Collected data:

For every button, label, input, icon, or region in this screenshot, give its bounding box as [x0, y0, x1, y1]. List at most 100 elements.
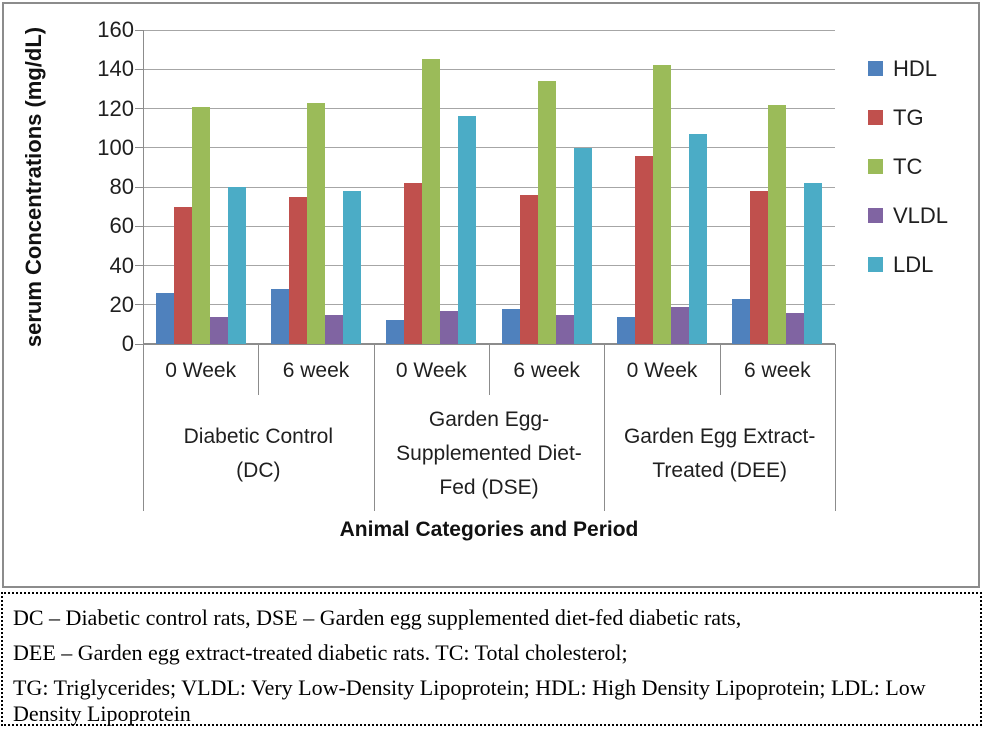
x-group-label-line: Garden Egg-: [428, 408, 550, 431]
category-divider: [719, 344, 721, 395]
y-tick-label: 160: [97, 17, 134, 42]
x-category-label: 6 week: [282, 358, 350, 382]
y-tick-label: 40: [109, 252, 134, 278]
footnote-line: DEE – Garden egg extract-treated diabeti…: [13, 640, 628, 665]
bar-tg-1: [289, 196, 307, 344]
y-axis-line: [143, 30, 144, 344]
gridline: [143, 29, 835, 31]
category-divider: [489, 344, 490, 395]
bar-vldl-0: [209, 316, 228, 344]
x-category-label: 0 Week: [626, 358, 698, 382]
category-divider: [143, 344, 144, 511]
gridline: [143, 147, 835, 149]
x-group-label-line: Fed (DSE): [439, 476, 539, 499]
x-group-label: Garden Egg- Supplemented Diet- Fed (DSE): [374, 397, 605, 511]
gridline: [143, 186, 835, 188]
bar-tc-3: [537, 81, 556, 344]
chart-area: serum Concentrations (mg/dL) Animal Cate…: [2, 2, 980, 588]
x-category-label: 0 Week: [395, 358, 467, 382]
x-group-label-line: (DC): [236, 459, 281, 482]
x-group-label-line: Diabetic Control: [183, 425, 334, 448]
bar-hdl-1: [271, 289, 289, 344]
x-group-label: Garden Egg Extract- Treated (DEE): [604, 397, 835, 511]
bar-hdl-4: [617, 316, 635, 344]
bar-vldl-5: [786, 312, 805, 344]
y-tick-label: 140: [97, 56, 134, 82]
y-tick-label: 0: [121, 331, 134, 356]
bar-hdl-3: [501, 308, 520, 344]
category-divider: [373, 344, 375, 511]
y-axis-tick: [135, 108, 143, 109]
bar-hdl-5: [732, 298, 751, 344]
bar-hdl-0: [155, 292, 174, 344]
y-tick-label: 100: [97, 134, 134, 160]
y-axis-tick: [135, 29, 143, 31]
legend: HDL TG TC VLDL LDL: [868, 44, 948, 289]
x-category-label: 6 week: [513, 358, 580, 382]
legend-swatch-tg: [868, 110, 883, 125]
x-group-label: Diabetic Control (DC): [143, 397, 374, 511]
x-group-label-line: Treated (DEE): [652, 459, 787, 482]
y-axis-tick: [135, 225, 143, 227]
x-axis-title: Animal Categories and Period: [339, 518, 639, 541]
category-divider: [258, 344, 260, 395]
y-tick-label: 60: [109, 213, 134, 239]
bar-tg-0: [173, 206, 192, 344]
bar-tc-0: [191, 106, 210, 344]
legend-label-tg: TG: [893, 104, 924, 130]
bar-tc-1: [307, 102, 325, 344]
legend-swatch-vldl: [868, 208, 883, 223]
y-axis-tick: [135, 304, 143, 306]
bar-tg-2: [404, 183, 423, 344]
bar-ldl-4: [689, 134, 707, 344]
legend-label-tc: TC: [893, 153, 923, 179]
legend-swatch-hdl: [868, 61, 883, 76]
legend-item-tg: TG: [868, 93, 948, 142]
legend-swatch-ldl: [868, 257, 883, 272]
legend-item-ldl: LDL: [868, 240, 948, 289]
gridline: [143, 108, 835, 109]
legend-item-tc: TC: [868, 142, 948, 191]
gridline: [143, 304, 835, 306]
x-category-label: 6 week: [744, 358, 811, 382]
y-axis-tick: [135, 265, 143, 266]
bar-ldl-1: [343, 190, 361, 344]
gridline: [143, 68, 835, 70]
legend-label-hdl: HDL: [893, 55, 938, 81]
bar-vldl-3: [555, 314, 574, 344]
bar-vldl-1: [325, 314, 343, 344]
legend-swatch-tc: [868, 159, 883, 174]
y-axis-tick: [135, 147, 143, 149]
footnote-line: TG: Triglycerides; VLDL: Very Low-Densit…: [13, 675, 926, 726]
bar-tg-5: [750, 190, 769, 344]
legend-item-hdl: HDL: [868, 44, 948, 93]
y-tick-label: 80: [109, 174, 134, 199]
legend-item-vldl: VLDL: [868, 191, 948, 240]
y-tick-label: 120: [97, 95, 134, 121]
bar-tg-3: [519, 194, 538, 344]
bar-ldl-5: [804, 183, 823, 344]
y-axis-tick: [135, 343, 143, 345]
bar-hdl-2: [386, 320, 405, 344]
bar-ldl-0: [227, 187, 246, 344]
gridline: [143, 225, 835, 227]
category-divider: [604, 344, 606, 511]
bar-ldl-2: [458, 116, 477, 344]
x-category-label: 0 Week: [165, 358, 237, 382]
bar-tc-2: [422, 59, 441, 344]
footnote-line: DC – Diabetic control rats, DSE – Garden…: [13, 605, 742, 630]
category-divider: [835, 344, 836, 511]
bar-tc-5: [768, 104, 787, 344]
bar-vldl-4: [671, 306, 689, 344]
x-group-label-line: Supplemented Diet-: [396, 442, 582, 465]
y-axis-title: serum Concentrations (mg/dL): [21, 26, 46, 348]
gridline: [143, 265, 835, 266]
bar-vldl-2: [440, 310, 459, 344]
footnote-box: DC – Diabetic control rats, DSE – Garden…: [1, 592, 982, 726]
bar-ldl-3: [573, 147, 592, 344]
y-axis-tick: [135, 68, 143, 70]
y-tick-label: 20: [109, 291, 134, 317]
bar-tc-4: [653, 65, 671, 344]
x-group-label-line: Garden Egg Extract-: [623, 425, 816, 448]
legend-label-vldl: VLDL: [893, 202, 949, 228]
---
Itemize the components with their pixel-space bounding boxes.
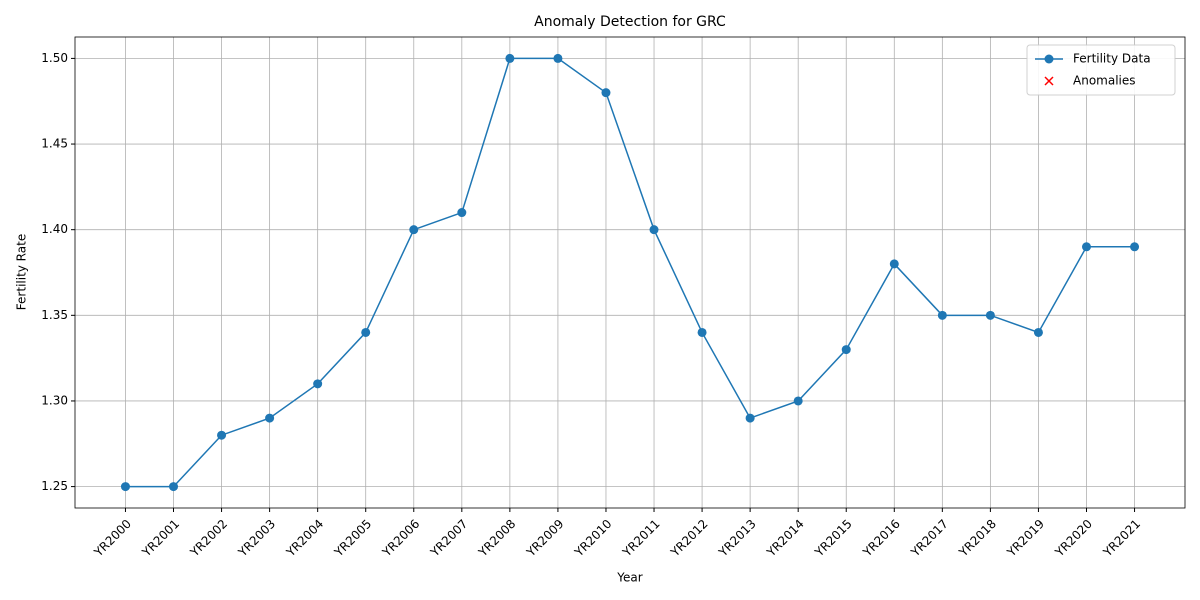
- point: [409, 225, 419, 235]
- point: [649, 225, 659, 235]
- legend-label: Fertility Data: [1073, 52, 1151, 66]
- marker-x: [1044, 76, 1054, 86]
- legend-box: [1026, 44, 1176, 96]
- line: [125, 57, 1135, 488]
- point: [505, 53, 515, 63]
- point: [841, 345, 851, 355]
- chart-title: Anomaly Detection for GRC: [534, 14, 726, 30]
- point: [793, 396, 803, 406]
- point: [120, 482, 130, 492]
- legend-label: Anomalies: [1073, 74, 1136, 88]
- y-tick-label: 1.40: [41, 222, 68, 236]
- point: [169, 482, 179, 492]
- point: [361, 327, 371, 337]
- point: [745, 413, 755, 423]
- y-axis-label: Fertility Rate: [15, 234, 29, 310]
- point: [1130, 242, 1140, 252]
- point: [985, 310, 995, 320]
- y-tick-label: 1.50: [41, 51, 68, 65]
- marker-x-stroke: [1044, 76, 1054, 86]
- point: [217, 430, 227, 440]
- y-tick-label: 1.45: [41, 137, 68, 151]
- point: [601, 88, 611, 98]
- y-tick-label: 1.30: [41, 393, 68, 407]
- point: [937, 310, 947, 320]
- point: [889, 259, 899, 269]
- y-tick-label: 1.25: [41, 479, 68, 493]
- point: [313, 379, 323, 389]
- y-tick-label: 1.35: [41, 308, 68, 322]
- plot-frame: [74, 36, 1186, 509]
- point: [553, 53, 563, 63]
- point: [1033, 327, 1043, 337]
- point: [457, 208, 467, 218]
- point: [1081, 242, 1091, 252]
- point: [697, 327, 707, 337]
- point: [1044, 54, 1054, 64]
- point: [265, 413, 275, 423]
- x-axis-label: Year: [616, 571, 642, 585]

- [Prompt]:
Transcribe the lines between the one containing "- point: [409, 225, 419, 235]" and the one containing "- x-axis-label: Year: [616, 571, 642, 585]", inclusive.

- [Output below]:
- point: [409, 225, 419, 235]
- point: [649, 225, 659, 235]
- legend-label: Fertility Data: [1073, 52, 1151, 66]
- marker-x: [1044, 76, 1054, 86]
- legend-box: [1026, 44, 1176, 96]
- line: [125, 57, 1135, 488]
- point: [505, 53, 515, 63]
- point: [841, 345, 851, 355]
- chart-title: Anomaly Detection for GRC: [534, 14, 726, 30]
- point: [793, 396, 803, 406]
- point: [120, 482, 130, 492]
- legend-label: Anomalies: [1073, 74, 1136, 88]
- y-tick-label: 1.40: [41, 222, 68, 236]
- point: [169, 482, 179, 492]
- point: [361, 327, 371, 337]
- point: [745, 413, 755, 423]
- y-axis-label: Fertility Rate: [15, 234, 29, 310]
- point: [1130, 242, 1140, 252]
- point: [985, 310, 995, 320]
- y-tick-label: 1.50: [41, 51, 68, 65]
- marker-x-stroke: [1044, 76, 1054, 86]
- point: [217, 430, 227, 440]
- y-tick-label: 1.45: [41, 137, 68, 151]
- point: [601, 88, 611, 98]
- y-tick-label: 1.30: [41, 393, 68, 407]
- point: [937, 310, 947, 320]
- point: [889, 259, 899, 269]
- y-tick-label: 1.25: [41, 479, 68, 493]
- point: [313, 379, 323, 389]
- y-tick-label: 1.35: [41, 308, 68, 322]
- plot-frame: [74, 36, 1186, 509]
- point: [553, 53, 563, 63]
- point: [1033, 327, 1043, 337]
- point: [457, 208, 467, 218]
- point: [1081, 242, 1091, 252]
- point: [697, 327, 707, 337]
- point: [1044, 54, 1054, 64]
- point: [265, 413, 275, 423]
- x-axis-label: Year: [616, 571, 642, 585]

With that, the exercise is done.